## start Reading text

The Winds of Change

“We live here—have lived here—have a right to live here, and mean to live here.”

In 1849, when Frederick Douglass wrote those words, he was responding to a proposition by Southern American senators for a vote to establish funding for government involvement in the recolonization of freed American slaves to Liberia, in the event that America decided to free them.

They argued that any other solution that involved freed slaves remaining in America simply posed far more problems than slavery itself. The cure can’t be worse than the illness after all. It’s a conservative mantra that’s alive and well in 21st century America.

The cure would turn out to be far worse than anyone thought. Better still though, as time would prove, than an illness fatal to the notion of liberal government. We resolved the question of slavery at the cost of 600,000 lives, about half of all Americans killed in war in our history.

We still weren’t done though.

Today marks the 150th anniversary of the passing of the 13th Amendment. After a century and a half of slow, and often unwilling progress, I think it’s fair to ask that we reflect on a burning question. Where are we on our journey as a country towards a post-racial society?

At the time of the passage of the 13th Amendment, over four million men, women and children were in bondage. It was the largest state sanctioned slave population in the history of the world. It was a population of unprecedented magnitude assimilating into an industrial society near uniformly illiterate, devoid of education and lacking in requisite skills for broader employment.

## end Reading text

__Tasks for this exercise__
1/ List every number that the essay on the 13th Amendment writes in digits, each one once and in order of first appearance.
2/ Pick up the essay on the 13th Amendment after its final sentence and extend it by a few paragraphs.

## start Dataset section

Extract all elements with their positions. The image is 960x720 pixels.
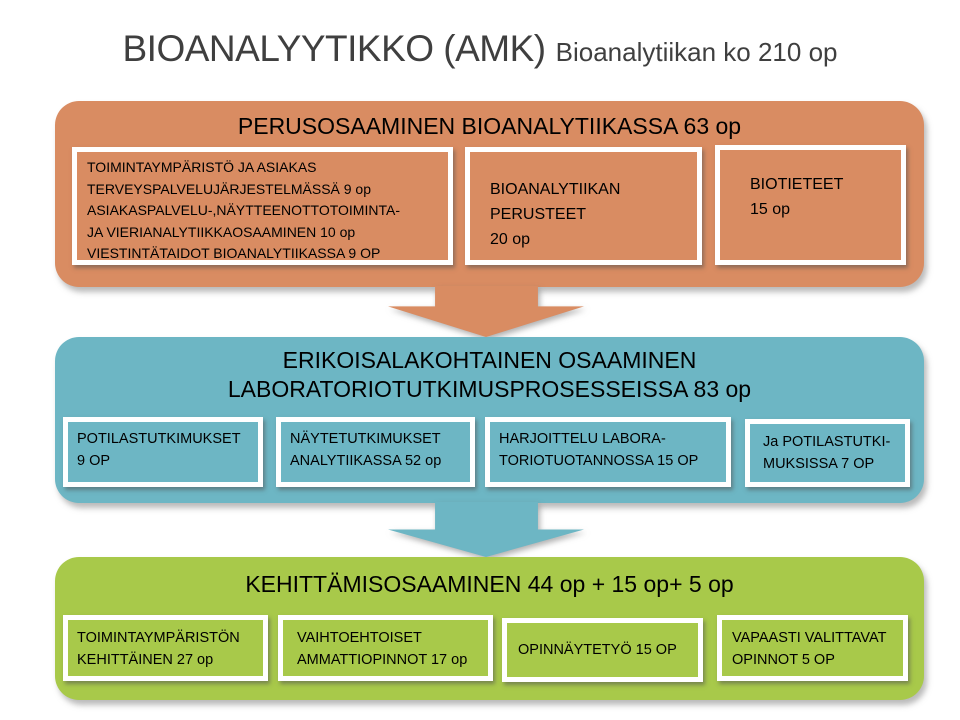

## end Dataset section

__Outputs in order__
1/ 1849, 21st, 600,000, 150th, 13th

2/
150 years ago, with such a truly dire societal problem on our hands, and a once in a history opportunity to enact measures to protect, elevate and support a population of American Citizens in need, a cruel and effective phase of resistance to change took hold with disastrous consequence. Post Civil War, with much of the country’s attention focused on Southern reconstruction and the creation of a post-bellum economy, state by state, laws were passed to ensure that racial equality stood no chance.

They took many forms and were enforced with varying degrees of local or vigilante justice but their aim was clear;  to deny freed slaves the ability to assimilate into white American society.

In 1896, the Supreme Court of the United States institutionalized Jim Crow when it issued its landmark decision in Plessy -v- Furgeson. The ruling declared federal intervention to eliminate segregation unconstitutional, effectively eliminating the intended application of the 13th and 14th Amendments.

The majority opinion delivered by Justice Henry Brown is tough to read through a contemporary lens. It is racist, to its core. And it’s delivered by the highest court in the land.

“We consider the underlying fallacy of the plaintiff’s argument to consist in the assumption that the enforced separation of the two races stamps the colored race with a badge of inferiority. If this be so, it is not by reason of anything found in the act, but solely because the colored race chooses to put that construction upon it…..If one race be inferior to the other socially, the Constitution of the United States cannot put them upon the same plane.”

By segregating or prohibiting access to education and employment, Jim Crow laws sealed the fate of generations of African Americans to toil without hope below the poverty line. By prohibiting participation in local economies and enforcing “poll taxes” for voter registration designed to eliminate African American voters, the gap widened further.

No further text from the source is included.